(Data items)
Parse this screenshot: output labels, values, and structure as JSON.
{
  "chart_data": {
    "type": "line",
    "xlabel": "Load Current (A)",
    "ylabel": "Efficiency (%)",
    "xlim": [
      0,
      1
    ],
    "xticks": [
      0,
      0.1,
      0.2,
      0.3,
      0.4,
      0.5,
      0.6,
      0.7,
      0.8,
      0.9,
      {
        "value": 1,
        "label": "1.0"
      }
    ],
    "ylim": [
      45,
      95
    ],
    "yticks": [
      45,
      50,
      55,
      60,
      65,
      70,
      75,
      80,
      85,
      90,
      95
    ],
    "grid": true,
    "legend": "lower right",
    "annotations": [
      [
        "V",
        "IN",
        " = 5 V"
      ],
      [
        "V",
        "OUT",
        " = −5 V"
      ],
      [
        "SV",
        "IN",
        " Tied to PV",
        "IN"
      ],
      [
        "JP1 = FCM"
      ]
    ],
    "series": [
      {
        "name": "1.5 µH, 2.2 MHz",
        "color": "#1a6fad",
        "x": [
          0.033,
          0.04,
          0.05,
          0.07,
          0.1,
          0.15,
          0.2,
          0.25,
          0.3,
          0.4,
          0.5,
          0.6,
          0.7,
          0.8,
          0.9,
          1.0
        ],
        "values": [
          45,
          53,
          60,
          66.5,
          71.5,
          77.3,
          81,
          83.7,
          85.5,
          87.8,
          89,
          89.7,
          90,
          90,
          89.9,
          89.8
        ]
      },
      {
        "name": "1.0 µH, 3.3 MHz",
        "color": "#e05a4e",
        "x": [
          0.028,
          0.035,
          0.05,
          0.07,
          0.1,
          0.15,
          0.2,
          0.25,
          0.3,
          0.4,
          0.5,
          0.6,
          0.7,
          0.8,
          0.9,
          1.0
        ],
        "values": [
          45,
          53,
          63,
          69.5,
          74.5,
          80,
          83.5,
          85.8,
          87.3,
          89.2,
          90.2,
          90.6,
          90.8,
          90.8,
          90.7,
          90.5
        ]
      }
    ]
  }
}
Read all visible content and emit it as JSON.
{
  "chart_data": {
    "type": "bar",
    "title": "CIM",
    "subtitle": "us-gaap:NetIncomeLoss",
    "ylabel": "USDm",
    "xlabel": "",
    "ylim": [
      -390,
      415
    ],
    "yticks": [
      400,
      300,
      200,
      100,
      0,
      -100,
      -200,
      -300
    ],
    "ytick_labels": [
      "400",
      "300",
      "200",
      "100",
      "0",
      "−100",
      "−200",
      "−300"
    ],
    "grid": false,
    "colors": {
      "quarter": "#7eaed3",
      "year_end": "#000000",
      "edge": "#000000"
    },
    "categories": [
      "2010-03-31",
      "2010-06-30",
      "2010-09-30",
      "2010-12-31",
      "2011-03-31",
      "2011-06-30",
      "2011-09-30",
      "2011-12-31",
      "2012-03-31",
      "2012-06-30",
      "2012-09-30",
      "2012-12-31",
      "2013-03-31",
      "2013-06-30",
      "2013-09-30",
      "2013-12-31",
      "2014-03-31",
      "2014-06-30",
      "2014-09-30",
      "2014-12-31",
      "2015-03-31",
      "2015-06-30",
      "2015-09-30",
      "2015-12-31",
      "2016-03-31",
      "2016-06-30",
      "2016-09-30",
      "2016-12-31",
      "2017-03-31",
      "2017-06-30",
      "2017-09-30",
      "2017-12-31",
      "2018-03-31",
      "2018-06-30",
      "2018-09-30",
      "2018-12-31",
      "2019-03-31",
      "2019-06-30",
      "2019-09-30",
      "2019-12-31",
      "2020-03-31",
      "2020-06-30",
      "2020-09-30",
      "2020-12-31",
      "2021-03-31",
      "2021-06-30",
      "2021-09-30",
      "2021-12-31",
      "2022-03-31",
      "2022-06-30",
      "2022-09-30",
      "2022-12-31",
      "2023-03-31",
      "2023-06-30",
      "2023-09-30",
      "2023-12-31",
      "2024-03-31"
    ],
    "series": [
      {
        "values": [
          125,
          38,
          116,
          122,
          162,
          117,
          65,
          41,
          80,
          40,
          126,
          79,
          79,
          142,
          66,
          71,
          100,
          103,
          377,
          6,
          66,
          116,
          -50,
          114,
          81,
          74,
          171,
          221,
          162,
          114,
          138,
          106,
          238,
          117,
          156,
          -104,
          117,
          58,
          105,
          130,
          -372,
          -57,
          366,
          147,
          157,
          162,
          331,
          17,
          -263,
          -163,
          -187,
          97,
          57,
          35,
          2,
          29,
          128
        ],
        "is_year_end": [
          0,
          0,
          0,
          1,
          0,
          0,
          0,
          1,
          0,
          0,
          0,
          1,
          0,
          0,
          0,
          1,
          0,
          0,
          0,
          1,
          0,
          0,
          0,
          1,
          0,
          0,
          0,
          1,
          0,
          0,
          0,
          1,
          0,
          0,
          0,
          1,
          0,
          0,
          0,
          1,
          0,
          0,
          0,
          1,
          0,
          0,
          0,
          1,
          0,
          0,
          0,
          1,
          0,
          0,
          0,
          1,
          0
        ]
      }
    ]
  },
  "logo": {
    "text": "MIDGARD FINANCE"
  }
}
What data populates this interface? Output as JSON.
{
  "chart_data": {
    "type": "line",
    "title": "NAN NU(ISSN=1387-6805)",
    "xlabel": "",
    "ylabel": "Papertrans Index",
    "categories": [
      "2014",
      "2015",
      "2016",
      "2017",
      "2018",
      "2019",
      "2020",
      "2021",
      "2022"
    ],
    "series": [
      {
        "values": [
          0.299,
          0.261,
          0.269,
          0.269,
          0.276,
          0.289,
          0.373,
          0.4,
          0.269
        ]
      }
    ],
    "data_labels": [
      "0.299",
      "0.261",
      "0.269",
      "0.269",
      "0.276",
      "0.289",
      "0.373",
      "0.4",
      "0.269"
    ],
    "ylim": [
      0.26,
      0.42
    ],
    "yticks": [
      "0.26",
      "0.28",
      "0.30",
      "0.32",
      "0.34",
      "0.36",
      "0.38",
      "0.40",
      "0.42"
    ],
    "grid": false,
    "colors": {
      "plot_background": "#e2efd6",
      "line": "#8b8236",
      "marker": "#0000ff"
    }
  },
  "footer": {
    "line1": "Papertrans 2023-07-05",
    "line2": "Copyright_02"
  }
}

### YOUR INSTRUCTIONS
Retype the records in full. Keep every line identical to the original.

### RESPONSE
Parse this screenshot: output labels, values, and structure as JSON.
{
  "chart_data": {
    "type": "line",
    "xlabel": "Load Current (A)",
    "ylabel": "Efficiency (%)",
    "xlim": [
      0,
      1
    ],
    "xticks": [
      0,
      0.1,
      0.2,
      0.3,
      0.4,
      0.5,
      0.6,
      0.7,
      0.8,
      0.9,
      {
        "value": 1,
        "label": "1.0"
      }
    ],
    "ylim": [
      45,
      95
    ],
    "yticks": [
      45,
      50,
      55,
      60,
      65,
      70,
      75,
      80,
      85,
      90,
      95
    ],
    "grid": true,
    "legend": "lower right",
    "annotations": [
      [
        "V",
        "IN",
        " = 5 V"
      ],
      [
        "V",
        "OUT",
        " = −5 V"
      ],
      [
        "SV",
        "IN",
        " Tied to PV",
        "IN"
      ],
      [
        "JP1 = FCM"
      ]
    ],
    "series": [
      {
        "name": "1.5 µH, 2.2 MHz",
        "color": "#1a6fad",
        "x": [
          0.033,
          0.04,
          0.05,
          0.07,
          0.1,
          0.15,
          0.2,
          0.25,
          0.3,
          0.4,
          0.5,
          0.6,
          0.7,
          0.8,
          0.9,
          1.0
        ],
        "values": [
          45,
          53,
          60,
          66.5,
          71.5,
          77.3,
          81,
          83.7,
          85.5,
          87.8,
          89,
          89.7,
          90,
          90,
          89.9,
          89.8
        ]
      },
      {
        "name": "1.0 µH, 3.3 MHz",
        "color": "#e05a4e",
        "x": [
          0.028,
          0.035,
          0.05,
          0.07,
          0.1,
          0.15,
          0.2,
          0.25,
          0.3,
          0.4,
          0.5,
          0.6,
          0.7,
          0.8,
          0.9,
          1.0
        ],
        "values": [
          45,
          53,
          63,
          69.5,
          74.5,
          80,
          83.5,
          85.8,
          87.3,
          89.2,
          90.2,
          90.6,
          90.8,
          90.8,
          90.7,
          90.5
        ]
      }
    ]
  }
}
Read all visible content and emit it as JSON.
{
  "chart_data": {
    "type": "bar",
    "title": "CIM",
    "subtitle": "us-gaap:NetIncomeLoss",
    "ylabel": "USDm",
    "xlabel": "",
    "ylim": [
      -390,
      415
    ],
    "yticks": [
      400,
      300,
      200,
      100,
      0,
      -100,
      -200,
      -300
    ],
    "ytick_labels": [
      "400",
      "300",
      "200",
      "100",
      "0",
      "−100",
      "−200",
      "−300"
    ],
    "grid": false,
    "colors": {
      "quarter": "#7eaed3",
      "year_end": "#000000",
      "edge": "#000000"
    },
    "categories": [
      "2010-03-31",
      "2010-06-30",
      "2010-09-30",
      "2010-12-31",
      "2011-03-31",
      "2011-06-30",
      "2011-09-30",
      "2011-12-31",
      "2012-03-31",
      "2012-06-30",
      "2012-09-30",
      "2012-12-31",
      "2013-03-31",
      "2013-06-30",
      "2013-09-30",
      "2013-12-31",
      "2014-03-31",
      "2014-06-30",
      "2014-09-30",
      "2014-12-31",
      "2015-03-31",
      "2015-06-30",
      "2015-09-30",
      "2015-12-31",
      "2016-03-31",
      "2016-06-30",
      "2016-09-30",
      "2016-12-31",
      "2017-03-31",
      "2017-06-30",
      "2017-09-30",
      "2017-12-31",
      "2018-03-31",
      "2018-06-30",
      "2018-09-30",
      "2018-12-31",
      "2019-03-31",
      "2019-06-30",
      "2019-09-30",
      "2019-12-31",
      "2020-03-31",
      "2020-06-30",
      "2020-09-30",
      "2020-12-31",
      "2021-03-31",
      "2021-06-30",
      "2021-09-30",
      "2021-12-31",
      "2022-03-31",
      "2022-06-30",
      "2022-09-30",
      "2022-12-31",
      "2023-03-31",
      "2023-06-30",
      "2023-09-30",
      "2023-12-31",
      "2024-03-31"
    ],
    "series": [
      {
        "values": [
          125,
          38,
          116,
          122,
          162,
          117,
          65,
          41,
          80,
          40,
          126,
          79,
          79,
          142,
          66,
          71,
          100,
          103,
          377,
          6,
          66,
          116,
          -50,
          114,
          81,
          74,
          171,
          221,
          162,
          114,
          138,
          106,
          238,
          117,
          156,
          -104,
          117,
          58,
          105,
          130,
          -372,
          -57,
          366,
          147,
          157,
          162,
          331,
          17,
          -263,
          -163,
          -187,
          97,
          57,
          35,
          2,
          29,
          128
        ],
        "is_year_end": [
          0,
          0,
          0,
          1,
          0,
          0,
          0,
          1,
          0,
          0,
          0,
          1,
          0,
          0,
          0,
          1,
          0,
          0,
          0,
          1,
          0,
          0,
          0,
          1,
          0,
          0,
          0,
          1,
          0,
          0,
          0,
          1,
          0,
          0,
          0,
          1,
          0,
          0,
          0,
          1,
          0,
          0,
          0,
          1,
          0,
          0,
          0,
          1,
          0,
          0,
          0,
          1,
          0,
          0,
          0,
          1,
          0
        ]
      }
    ]
  },
  "logo": {
    "text": "MIDGARD FINANCE"
  }
}
What data populates this interface? Output as JSON.
{
  "chart_data": {
    "type": "line",
    "title": "NAN NU(ISSN=1387-6805)",
    "xlabel": "",
    "ylabel": "Papertrans Index",
    "categories": [
      "2014",
      "2015",
      "2016",
      "2017",
      "2018",
      "2019",
      "2020",
      "2021",
      "2022"
    ],
    "series": [
      {
        "values": [
          0.299,
          0.261,
          0.269,
          0.269,
          0.276,
          0.289,
          0.373,
          0.4,
          0.269
        ]
      }
    ],
    "data_labels": [
      "0.299",
      "0.261",
      "0.269",
      "0.269",
      "0.276",
      "0.289",
      "0.373",
      "0.4",
      "0.269"
    ],
    "ylim": [
      0.26,
      0.42
    ],
    "yticks": [
      "0.26",
      "0.28",
      "0.30",
      "0.32",
      "0.34",
      "0.36",
      "0.38",
      "0.40",
      "0.42"
    ],
    "grid": false,
    "colors": {
      "plot_background": "#e2efd6",
      "line": "#8b8236",
      "marker": "#0000ff"
    }
  },
  "footer": {
    "line1": "Papertrans 2023-07-05",
    "line2": "Copyright_02"
  }
}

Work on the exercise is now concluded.